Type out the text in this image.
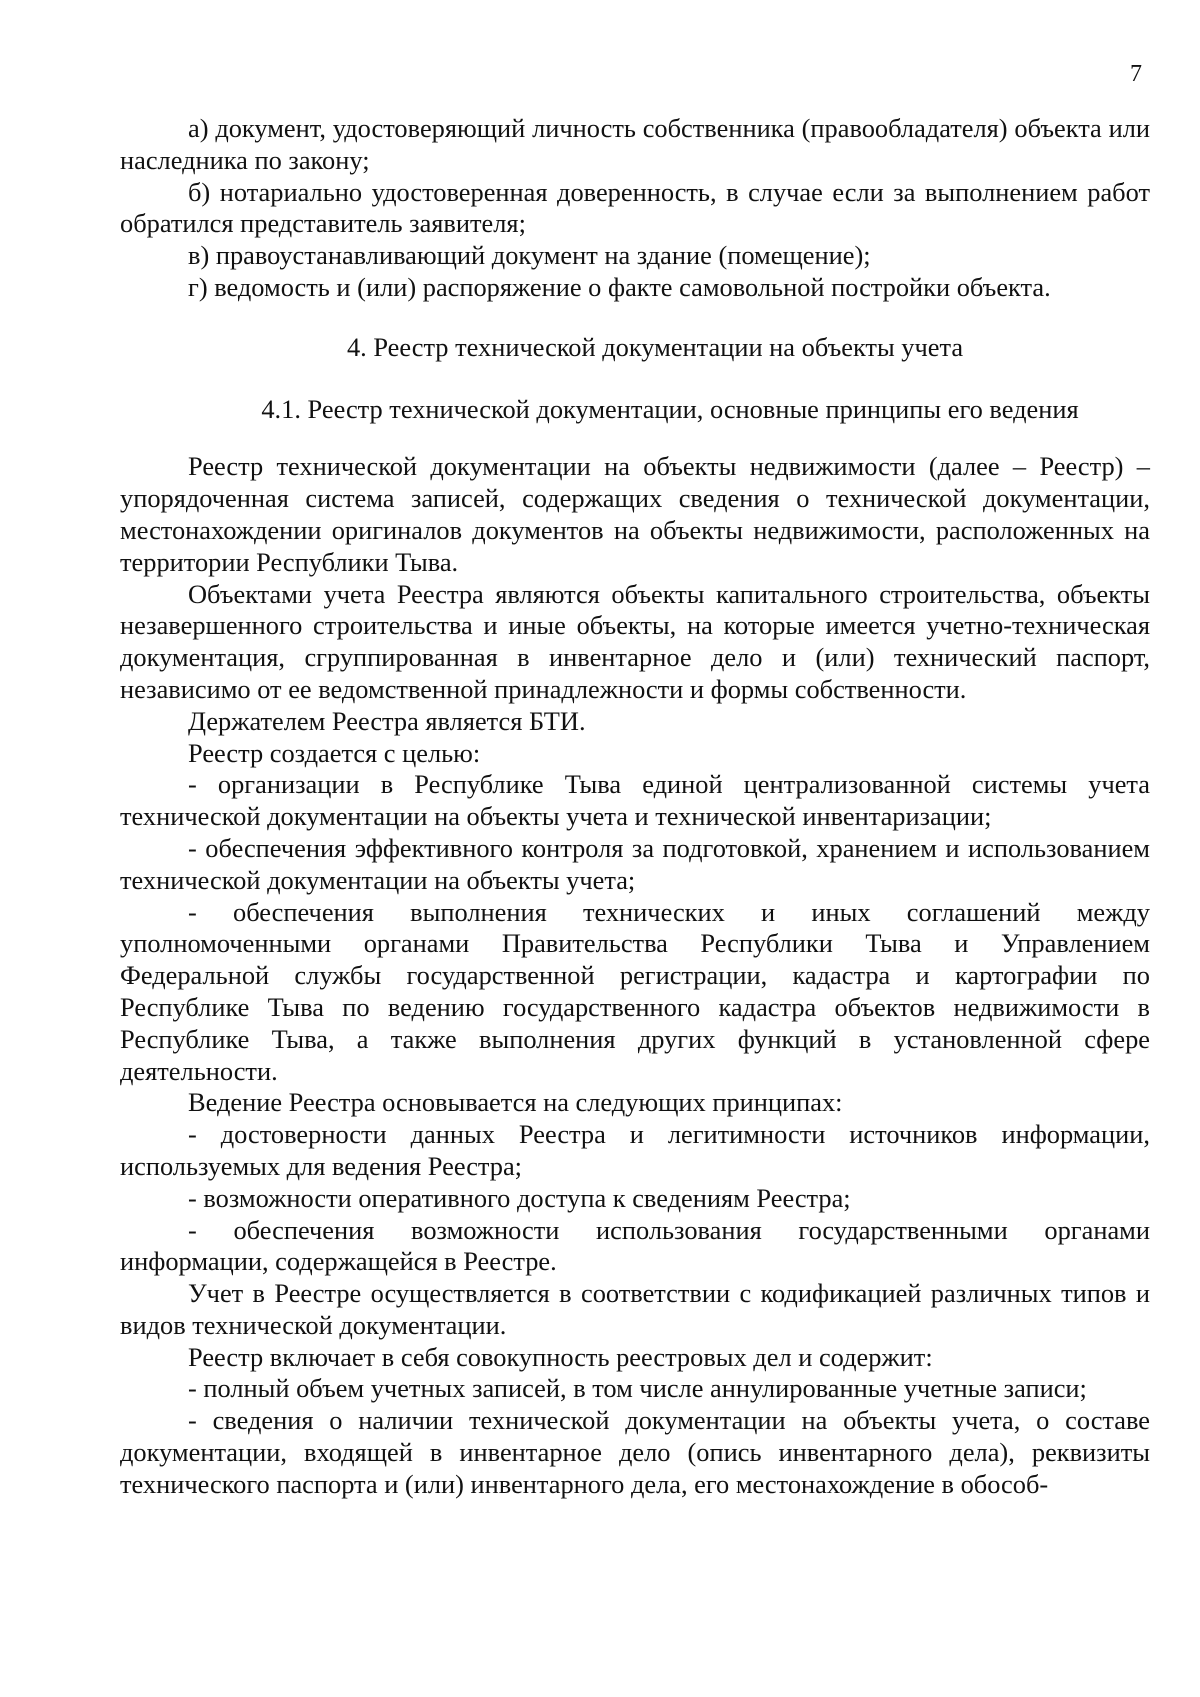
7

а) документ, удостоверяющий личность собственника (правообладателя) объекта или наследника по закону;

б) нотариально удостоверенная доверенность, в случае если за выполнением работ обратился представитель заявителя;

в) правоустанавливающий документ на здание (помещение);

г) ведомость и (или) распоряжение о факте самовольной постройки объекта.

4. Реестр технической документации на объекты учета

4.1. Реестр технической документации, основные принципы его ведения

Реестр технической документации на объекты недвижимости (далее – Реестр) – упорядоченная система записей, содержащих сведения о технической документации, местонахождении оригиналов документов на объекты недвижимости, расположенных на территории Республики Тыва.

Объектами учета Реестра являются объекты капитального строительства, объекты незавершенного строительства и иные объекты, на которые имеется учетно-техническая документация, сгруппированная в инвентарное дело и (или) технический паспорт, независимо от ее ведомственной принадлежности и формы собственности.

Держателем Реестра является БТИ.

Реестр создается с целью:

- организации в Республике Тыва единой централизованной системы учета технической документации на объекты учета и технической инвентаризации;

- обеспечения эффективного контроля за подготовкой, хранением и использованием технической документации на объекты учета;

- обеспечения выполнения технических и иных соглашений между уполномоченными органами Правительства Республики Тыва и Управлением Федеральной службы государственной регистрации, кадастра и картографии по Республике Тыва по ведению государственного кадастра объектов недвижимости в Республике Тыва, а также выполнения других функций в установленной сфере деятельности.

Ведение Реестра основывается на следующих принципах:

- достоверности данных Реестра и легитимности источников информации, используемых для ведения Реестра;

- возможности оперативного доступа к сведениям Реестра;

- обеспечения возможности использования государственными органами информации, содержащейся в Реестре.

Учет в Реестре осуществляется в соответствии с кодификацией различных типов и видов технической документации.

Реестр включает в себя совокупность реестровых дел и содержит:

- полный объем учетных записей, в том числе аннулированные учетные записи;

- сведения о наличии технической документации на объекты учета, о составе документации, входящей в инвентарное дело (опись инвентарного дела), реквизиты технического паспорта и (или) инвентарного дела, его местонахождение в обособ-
+-------+
### Task directions
Show the lines from the data above that contain the string "Республики".

### Response for this exercise
Реестр технической документации на объекты недвижимости (далее – Реестр) – упорядоченная система записей, содержащих сведения о технической документации, местонахождении оригиналов документов на объекты недвижимости, расположенных на территории Республики Тыва.
- обеспечения выполнения технических и иных соглашений между уполномоченными органами Правительства Республики Тыва и Управлением Федеральной службы государственной регистрации, кадастра и картографии по Республике Тыва по ведению государственного кадастра объектов недвижимости в Республике Тыва, а также выполнения других функций в установленной сфере деятельности.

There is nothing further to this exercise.